→ Stored data entries

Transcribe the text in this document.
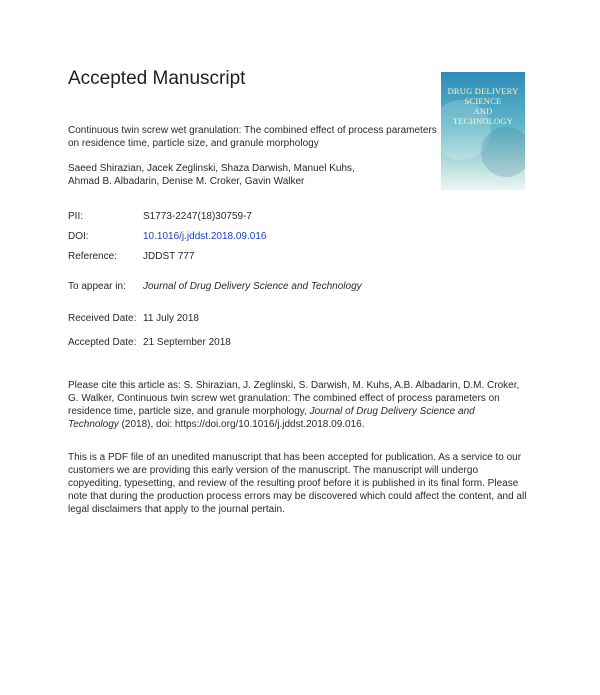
Accepted Manuscript
DRUG DELIVERY
SCIENCE
AND TECHNOLOGY
Continuous twin screw wet granulation: The combined effect of process parameters on residence time, particle size, and granule morphology
Saeed Shirazian, Jacek Zeglinski, Shaza Darwish, Manuel Kuhs, Ahmad B. Albadarin, Denise M. Croker, Gavin Walker
PII:	S1773-2247(18)30759-7
DOI:	10.1016/j.jddst.2018.09.016
Reference:	JDDST 777
To appear in: Journal of Drug Delivery Science and Technology
Received Date: 11 July 2018
Accepted Date: 21 September 2018
Please cite this article as: S. Shirazian, J. Zeglinski, S. Darwish, M. Kuhs, A.B. Albadarin, D.M. Croker, G. Walker, Continuous twin screw wet granulation: The combined effect of process parameters on residence time, particle size, and granule morphology, Journal of Drug Delivery Science and Technology (2018), doi: https://doi.org/10.1016/j.jddst.2018.09.016.
This is a PDF file of an unedited manuscript that has been accepted for publication. As a service to our customers we are providing this early version of the manuscript. The manuscript will undergo copyediting, typesetting, and review of the resulting proof before it is published in its final form. Please note that during the production process errors may be discovered which could affect the content, and all legal disclaimers that apply to the journal pertain.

→ Task description
Leave out the pictures and output every record above precisely as given.

→ Output
Transcribe the text in this document.
Accepted Manuscript
DRUG DELIVERY
SCIENCE
AND TECHNOLOGY
Continuous twin screw wet granulation: The combined effect of process parameters on residence time, particle size, and granule morphology
Saeed Shirazian, Jacek Zeglinski, Shaza Darwish, Manuel Kuhs, Ahmad B. Albadarin, Denise M. Croker, Gavin Walker
PII:	S1773-2247(18)30759-7
DOI:	10.1016/j.jddst.2018.09.016
Reference:	JDDST 777
To appear in: Journal of Drug Delivery Science and Technology
Received Date: 11 July 2018
Accepted Date: 21 September 2018
Please cite this article as: S. Shirazian, J. Zeglinski, S. Darwish, M. Kuhs, A.B. Albadarin, D.M. Croker, G. Walker, Continuous twin screw wet granulation: The combined effect of process parameters on residence time, particle size, and granule morphology, Journal of Drug Delivery Science and Technology (2018), doi: https://doi.org/10.1016/j.jddst.2018.09.016.
This is a PDF file of an unedited manuscript that has been accepted for publication. As a service to our customers we are providing this early version of the manuscript. The manuscript will undergo copyediting, typesetting, and review of the resulting proof before it is published in its final form. Please note that during the production process errors may be discovered which could affect the content, and all legal disclaimers that apply to the journal pertain.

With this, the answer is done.